Dataset excerpt
* * * * * * *
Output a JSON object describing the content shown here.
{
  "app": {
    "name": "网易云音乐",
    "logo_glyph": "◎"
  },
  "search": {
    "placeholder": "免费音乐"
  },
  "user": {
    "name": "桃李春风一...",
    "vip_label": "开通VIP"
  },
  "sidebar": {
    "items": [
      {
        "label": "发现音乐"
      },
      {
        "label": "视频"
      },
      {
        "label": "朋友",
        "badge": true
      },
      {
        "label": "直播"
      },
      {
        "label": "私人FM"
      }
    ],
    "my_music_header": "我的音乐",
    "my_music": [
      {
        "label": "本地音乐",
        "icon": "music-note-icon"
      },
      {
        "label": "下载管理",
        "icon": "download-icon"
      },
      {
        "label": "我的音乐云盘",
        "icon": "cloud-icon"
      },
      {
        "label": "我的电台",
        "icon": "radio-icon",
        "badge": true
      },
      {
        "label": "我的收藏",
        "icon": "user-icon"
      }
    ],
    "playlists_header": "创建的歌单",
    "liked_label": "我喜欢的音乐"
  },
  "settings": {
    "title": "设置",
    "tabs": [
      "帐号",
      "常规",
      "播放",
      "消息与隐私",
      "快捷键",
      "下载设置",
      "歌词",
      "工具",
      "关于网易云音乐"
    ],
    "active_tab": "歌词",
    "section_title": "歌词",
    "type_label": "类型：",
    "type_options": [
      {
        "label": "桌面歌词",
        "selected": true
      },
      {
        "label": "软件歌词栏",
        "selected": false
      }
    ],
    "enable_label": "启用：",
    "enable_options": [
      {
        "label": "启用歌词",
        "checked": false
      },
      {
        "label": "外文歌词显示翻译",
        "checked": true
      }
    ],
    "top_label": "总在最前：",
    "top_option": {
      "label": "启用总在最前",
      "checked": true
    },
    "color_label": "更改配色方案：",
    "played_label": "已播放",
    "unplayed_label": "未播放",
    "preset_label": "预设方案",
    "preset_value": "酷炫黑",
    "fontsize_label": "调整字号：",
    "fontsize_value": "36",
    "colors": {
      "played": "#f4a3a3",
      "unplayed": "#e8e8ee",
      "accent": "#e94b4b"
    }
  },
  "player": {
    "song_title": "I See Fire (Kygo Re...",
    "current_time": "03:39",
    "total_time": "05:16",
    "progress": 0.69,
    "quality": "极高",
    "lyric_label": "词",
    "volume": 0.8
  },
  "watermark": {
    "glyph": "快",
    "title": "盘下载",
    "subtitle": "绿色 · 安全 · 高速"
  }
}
* * * * * * *
WHAT IS NEEDED: Search the entries for "checked" and copy out each line that has it.

ANSWER TO THE EXERCISE:
        "checked": false
        "checked": true
      "checked": true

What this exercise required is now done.